Estrai dall'elenco qui sotto ogni riga che contiene la stringa «File», distinguendo tra maiuscole e minuscole.

:::::

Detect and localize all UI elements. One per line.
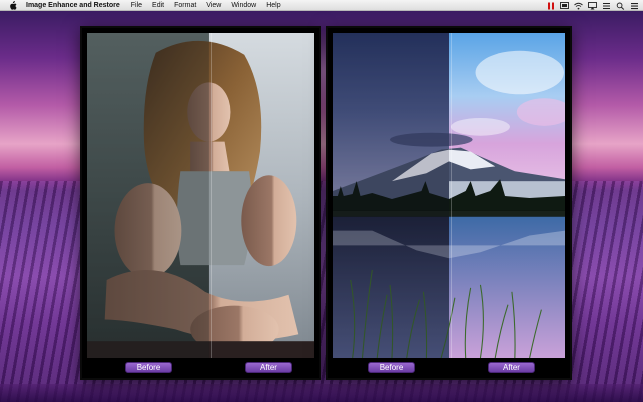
landscape-window[interactable]: Before After bbox=[326, 26, 572, 380]
before-after-divider[interactable] bbox=[451, 33, 452, 358]
menu-edit[interactable]: Edit bbox=[152, 0, 164, 11]
after-button[interactable]: After bbox=[488, 362, 535, 373]
apple-icon[interactable] bbox=[9, 0, 17, 10]
before-after-divider[interactable] bbox=[211, 33, 212, 358]
menu-format[interactable]: Format bbox=[174, 0, 196, 11]
landscape-photo[interactable] bbox=[333, 33, 565, 358]
menu-bar: Image Enhance and Restore File Edit Form… bbox=[0, 0, 643, 11]
portrait-photo[interactable] bbox=[87, 33, 314, 358]
before-button[interactable]: Before bbox=[125, 362, 172, 373]
menu-icon[interactable] bbox=[630, 2, 639, 10]
cast-icon[interactable] bbox=[560, 1, 569, 10]
stop-icon[interactable] bbox=[546, 2, 555, 10]
menu-file[interactable]: File bbox=[131, 0, 142, 11]
menu-view[interactable]: View bbox=[206, 0, 221, 11]
before-button[interactable]: Before bbox=[368, 362, 415, 373]
app-menu[interactable]: Image Enhance and Restore bbox=[26, 0, 120, 11]
search-icon[interactable] bbox=[616, 2, 625, 10]
status-area bbox=[546, 0, 639, 11]
portrait-window[interactable]: Before After bbox=[80, 26, 321, 380]
menu-help[interactable]: Help bbox=[266, 0, 280, 11]
landscape-image bbox=[333, 33, 565, 358]
portrait-image bbox=[87, 33, 314, 358]
wifi-icon[interactable] bbox=[574, 2, 583, 10]
dock-area bbox=[0, 384, 643, 402]
after-button[interactable]: After bbox=[245, 362, 292, 373]
airplay-icon[interactable] bbox=[588, 1, 597, 10]
list-icon[interactable] bbox=[602, 2, 611, 10]
menu-window[interactable]: Window bbox=[231, 0, 256, 11]
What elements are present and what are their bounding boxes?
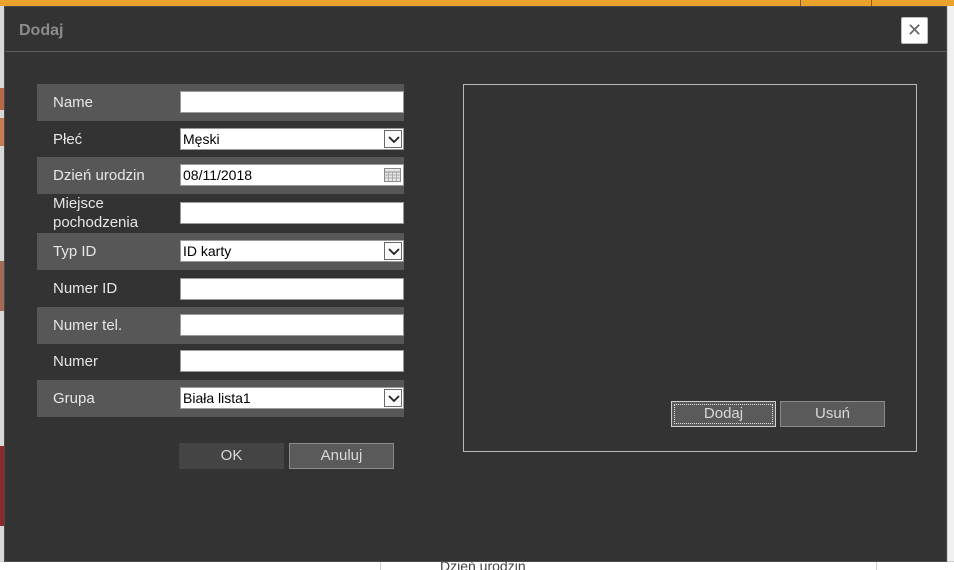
form-row-group: Grupa Biała lista1: [37, 380, 404, 417]
ok-button[interactable]: OK: [179, 443, 284, 469]
background-ghost-label: Dzień urodzin: [440, 561, 526, 570]
birthplace-label: Miejsce pochodzenia: [53, 195, 138, 231]
cancel-button[interactable]: Anuluj: [289, 443, 394, 469]
id-number-input[interactable]: [180, 278, 404, 300]
birthdate-label: Dzień urodzin: [53, 167, 145, 184]
dialog-header: Dodaj ✕: [5, 7, 946, 52]
form-row-birthdate: Dzień urodzin 08/11/2018: [37, 157, 404, 194]
gender-select[interactable]: Męski: [180, 128, 404, 150]
photo-add-button[interactable]: Dodaj: [671, 401, 776, 427]
gender-label: Płeć: [53, 131, 83, 148]
name-input[interactable]: [180, 91, 404, 113]
form-row-birthplace: Miejsce pochodzenia: [37, 194, 404, 231]
number-input[interactable]: [180, 350, 404, 372]
birthdate-input[interactable]: 08/11/2018: [180, 164, 404, 186]
id-number-label: Numer ID: [53, 280, 118, 297]
chevron-down-icon[interactable]: [384, 389, 402, 407]
add-dialog: Dodaj ✕ Name Płeć Męski Dzień urodzin 08…: [4, 6, 947, 562]
chevron-down-icon[interactable]: [384, 242, 402, 260]
id-type-select[interactable]: ID karty: [180, 240, 404, 262]
background-page-bottom: Dzień urodzin: [0, 561, 954, 570]
form-row-name: Name: [37, 84, 404, 121]
group-select-value: Biała lista1: [183, 390, 251, 406]
close-icon: ✕: [906, 20, 923, 40]
dialog-title: Dodaj: [19, 22, 64, 39]
close-button[interactable]: ✕: [901, 17, 928, 44]
number-label: Numer: [53, 353, 99, 370]
form-row-gender: Płeć Męski: [37, 121, 404, 158]
calendar-icon[interactable]: [384, 168, 401, 182]
background-column-separator: [876, 562, 877, 570]
chevron-down-icon[interactable]: [384, 130, 402, 148]
photo-panel: Dodaj Usuń: [463, 84, 917, 452]
birthplace-label-line1: Miejsce: [53, 195, 104, 212]
gender-select-value: Męski: [183, 131, 220, 147]
phone-label: Numer tel.: [53, 317, 123, 334]
background-scrollbar: [947, 6, 954, 570]
form-row-id-type: Typ ID ID karty: [37, 233, 404, 270]
group-label: Grupa: [53, 390, 95, 407]
form-row-phone: Numer tel.: [37, 307, 404, 344]
birthplace-input[interactable]: [180, 202, 404, 224]
form-row-id-number: Numer ID: [37, 270, 404, 307]
phone-input[interactable]: [180, 314, 404, 336]
background-column-separator: [380, 562, 381, 570]
photo-remove-button[interactable]: Usuń: [780, 401, 885, 427]
group-select[interactable]: Biała lista1: [180, 387, 404, 409]
id-type-select-value: ID karty: [183, 243, 232, 259]
name-label: Name: [53, 94, 94, 111]
form-row-number: Numer: [37, 343, 404, 380]
birthdate-value: 08/11/2018: [183, 167, 253, 183]
birthplace-label-line2: pochodzenia: [53, 214, 139, 231]
id-type-label: Typ ID: [53, 243, 97, 260]
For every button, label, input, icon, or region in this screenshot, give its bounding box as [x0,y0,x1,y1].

:::::

# Soluzione
menu-bar: Image Enhance and Restore File Edit Form… bbox=[0, 0, 643, 11]
menu-file[interactable]: File bbox=[131, 0, 142, 11]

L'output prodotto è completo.